Given records:
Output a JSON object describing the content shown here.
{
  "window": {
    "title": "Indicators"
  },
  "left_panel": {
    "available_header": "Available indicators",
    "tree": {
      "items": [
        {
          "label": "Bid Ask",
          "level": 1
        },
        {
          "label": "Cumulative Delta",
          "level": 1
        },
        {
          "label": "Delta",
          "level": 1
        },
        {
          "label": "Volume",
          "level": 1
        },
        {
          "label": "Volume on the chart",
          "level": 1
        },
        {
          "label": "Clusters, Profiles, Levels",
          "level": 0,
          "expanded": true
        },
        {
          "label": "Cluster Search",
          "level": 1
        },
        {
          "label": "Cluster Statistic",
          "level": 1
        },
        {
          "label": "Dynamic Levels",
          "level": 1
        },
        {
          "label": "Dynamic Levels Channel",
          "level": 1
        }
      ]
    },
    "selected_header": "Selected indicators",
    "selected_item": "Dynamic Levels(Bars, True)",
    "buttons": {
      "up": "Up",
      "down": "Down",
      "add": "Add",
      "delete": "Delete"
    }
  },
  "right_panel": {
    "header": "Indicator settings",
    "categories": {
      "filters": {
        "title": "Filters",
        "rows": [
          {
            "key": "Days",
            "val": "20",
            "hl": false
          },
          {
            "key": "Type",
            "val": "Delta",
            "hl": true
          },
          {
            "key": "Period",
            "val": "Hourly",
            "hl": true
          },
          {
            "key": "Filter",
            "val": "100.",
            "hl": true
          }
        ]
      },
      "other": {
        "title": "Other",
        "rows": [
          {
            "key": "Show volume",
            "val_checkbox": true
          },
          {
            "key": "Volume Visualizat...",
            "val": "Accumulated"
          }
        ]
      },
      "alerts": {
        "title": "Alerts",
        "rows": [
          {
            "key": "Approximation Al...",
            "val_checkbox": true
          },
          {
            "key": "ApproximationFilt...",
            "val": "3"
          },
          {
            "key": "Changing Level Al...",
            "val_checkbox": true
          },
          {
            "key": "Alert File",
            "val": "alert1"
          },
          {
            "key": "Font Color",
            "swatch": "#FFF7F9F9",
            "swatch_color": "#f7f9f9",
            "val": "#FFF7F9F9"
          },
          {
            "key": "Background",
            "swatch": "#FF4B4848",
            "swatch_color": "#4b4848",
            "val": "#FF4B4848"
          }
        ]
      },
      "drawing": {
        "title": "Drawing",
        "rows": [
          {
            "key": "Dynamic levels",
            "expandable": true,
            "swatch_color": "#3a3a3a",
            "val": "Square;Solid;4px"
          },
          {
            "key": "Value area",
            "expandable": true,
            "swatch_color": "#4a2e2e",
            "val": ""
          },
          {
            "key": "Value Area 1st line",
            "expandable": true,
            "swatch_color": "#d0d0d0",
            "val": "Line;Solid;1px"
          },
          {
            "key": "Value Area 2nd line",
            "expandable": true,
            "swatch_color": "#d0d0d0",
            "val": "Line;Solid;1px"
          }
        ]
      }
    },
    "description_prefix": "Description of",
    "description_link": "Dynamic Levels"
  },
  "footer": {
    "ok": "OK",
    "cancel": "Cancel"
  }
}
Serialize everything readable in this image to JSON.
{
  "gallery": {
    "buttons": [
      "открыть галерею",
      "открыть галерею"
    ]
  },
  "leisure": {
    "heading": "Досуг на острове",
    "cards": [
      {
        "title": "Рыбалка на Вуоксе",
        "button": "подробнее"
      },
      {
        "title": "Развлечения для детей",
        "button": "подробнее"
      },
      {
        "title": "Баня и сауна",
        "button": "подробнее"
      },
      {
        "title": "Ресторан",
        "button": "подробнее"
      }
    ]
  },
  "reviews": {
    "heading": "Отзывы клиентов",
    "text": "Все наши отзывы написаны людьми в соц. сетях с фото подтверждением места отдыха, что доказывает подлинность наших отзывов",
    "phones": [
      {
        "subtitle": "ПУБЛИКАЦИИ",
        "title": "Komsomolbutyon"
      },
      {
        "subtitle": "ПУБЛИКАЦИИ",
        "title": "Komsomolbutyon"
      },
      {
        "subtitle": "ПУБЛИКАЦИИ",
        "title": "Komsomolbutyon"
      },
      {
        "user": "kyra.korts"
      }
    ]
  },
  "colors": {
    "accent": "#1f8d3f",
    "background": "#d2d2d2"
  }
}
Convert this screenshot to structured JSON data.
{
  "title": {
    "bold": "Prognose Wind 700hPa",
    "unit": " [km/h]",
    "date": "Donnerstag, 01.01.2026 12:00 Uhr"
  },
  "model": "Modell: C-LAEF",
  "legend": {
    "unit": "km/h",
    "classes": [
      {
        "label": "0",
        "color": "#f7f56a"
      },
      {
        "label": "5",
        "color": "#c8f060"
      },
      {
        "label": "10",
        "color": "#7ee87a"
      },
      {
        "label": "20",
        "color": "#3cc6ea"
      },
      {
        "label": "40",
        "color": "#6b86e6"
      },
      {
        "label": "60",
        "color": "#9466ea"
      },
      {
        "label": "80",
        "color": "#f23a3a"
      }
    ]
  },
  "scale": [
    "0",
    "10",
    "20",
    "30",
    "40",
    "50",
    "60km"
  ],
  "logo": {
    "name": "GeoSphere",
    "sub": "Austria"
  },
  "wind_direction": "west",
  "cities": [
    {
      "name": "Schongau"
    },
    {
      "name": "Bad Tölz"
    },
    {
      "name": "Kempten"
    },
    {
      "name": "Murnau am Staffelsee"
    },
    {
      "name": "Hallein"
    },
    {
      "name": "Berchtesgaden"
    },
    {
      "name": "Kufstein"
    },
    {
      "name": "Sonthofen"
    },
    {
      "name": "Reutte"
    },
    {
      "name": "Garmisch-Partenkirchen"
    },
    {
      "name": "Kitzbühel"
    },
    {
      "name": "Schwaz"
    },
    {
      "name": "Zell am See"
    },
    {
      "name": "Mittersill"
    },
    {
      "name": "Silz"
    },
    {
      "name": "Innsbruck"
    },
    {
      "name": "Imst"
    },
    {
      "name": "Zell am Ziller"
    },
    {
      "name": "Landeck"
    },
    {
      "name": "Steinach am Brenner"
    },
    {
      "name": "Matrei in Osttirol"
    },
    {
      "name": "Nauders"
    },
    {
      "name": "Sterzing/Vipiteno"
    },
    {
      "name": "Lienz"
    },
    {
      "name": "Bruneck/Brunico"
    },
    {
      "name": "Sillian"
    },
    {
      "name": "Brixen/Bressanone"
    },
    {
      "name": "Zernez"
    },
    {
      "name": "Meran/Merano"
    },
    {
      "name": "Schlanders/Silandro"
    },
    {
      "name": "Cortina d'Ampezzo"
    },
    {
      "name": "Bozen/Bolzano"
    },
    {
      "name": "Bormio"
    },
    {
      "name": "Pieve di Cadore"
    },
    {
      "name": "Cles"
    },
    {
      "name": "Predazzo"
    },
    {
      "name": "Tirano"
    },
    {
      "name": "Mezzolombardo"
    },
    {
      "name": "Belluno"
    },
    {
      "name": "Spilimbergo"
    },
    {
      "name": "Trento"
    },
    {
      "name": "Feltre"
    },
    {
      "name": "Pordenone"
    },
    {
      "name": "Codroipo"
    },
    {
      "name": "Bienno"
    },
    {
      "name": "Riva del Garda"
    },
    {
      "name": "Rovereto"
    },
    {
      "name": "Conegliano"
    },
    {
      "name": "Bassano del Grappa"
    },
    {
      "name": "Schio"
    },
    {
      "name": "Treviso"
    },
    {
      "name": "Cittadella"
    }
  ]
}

* * *

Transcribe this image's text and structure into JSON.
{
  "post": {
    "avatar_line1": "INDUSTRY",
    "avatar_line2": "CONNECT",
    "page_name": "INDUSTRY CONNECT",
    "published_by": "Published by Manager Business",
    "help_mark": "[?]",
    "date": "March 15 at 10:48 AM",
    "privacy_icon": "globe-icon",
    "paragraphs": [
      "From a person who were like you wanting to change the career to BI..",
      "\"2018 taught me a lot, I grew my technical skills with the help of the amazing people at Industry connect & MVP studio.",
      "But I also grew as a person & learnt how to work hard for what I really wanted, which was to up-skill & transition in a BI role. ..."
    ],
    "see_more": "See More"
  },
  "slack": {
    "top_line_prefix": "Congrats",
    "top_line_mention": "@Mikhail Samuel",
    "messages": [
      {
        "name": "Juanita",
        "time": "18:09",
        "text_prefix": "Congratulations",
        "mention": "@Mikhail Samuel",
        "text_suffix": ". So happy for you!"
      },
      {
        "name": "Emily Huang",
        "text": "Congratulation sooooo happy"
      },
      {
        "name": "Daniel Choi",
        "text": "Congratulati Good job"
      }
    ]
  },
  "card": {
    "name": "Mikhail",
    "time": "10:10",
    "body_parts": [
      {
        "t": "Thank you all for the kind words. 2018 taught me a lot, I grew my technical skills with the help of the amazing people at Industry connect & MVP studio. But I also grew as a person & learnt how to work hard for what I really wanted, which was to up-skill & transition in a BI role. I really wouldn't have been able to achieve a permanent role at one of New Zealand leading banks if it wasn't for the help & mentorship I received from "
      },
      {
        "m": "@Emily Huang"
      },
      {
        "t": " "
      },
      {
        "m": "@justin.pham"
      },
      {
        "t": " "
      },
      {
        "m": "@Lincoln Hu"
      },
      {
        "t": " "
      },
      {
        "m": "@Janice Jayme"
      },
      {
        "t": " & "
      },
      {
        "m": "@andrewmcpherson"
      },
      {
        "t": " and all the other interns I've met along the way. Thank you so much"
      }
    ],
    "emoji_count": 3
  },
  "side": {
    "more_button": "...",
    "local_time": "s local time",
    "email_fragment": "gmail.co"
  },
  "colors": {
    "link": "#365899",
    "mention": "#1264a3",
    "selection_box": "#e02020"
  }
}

Exercise: Copy every line that includes the string "JSON" from the material above.

Result:
Output a JSON object describing the content shown here.
Serialize everything readable in this image to JSON.
Convert this screenshot to structured JSON data.
Transcribe this image's text and structure into JSON.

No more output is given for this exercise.